> _Task objective_
Pull every line containing "JSON" from the entries.

> _Data items_

★ ★ ★

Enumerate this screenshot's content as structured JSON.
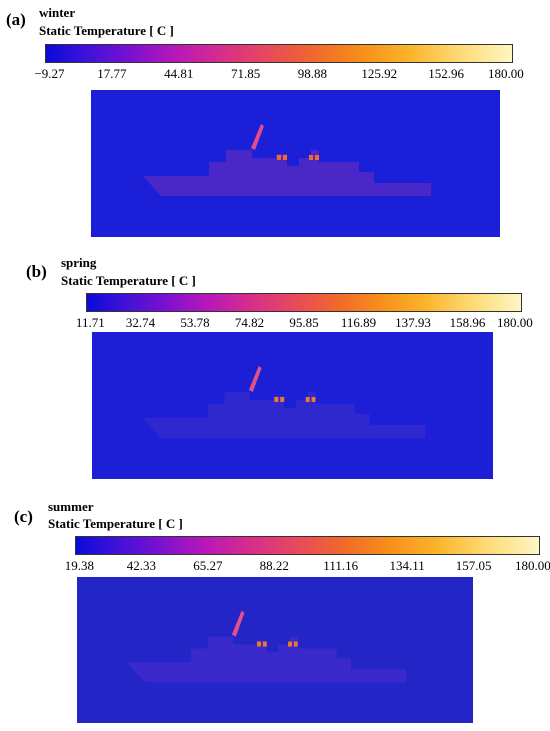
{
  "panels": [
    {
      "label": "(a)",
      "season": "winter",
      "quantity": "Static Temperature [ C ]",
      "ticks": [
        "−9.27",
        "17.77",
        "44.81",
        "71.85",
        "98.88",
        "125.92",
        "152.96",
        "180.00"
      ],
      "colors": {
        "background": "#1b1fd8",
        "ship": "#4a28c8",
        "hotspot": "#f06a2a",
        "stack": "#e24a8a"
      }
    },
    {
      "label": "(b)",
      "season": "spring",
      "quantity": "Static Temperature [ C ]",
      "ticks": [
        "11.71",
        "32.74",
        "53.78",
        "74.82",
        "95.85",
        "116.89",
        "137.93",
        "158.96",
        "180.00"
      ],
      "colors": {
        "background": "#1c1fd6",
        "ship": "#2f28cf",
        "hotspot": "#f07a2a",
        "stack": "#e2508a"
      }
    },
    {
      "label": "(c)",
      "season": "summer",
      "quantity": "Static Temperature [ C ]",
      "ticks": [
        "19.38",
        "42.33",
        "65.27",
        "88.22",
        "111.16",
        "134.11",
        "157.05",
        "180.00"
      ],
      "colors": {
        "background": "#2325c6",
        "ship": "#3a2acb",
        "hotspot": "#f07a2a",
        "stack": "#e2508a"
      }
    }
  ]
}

★ ★ ★

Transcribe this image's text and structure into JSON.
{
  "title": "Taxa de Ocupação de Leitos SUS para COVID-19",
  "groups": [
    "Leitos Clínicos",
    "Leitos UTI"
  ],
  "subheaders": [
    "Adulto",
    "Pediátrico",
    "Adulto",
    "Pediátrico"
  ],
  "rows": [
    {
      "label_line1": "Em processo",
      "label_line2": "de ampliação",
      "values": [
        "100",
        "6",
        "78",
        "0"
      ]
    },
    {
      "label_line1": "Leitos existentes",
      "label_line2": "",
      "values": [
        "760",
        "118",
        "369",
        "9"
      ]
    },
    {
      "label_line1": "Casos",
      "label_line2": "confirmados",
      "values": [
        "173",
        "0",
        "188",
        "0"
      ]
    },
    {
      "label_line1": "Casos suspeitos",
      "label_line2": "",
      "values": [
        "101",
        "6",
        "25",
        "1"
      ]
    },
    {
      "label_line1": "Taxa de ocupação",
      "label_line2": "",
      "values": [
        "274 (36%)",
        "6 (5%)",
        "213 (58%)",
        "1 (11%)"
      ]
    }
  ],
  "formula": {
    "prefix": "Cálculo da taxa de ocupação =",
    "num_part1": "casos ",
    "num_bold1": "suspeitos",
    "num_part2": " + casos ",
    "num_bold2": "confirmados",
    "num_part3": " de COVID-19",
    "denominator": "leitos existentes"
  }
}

★ ★ ★

> _Expected output_
Enumerate this screenshot's content as structured JSON.
Transcribe this image's text and structure into JSON.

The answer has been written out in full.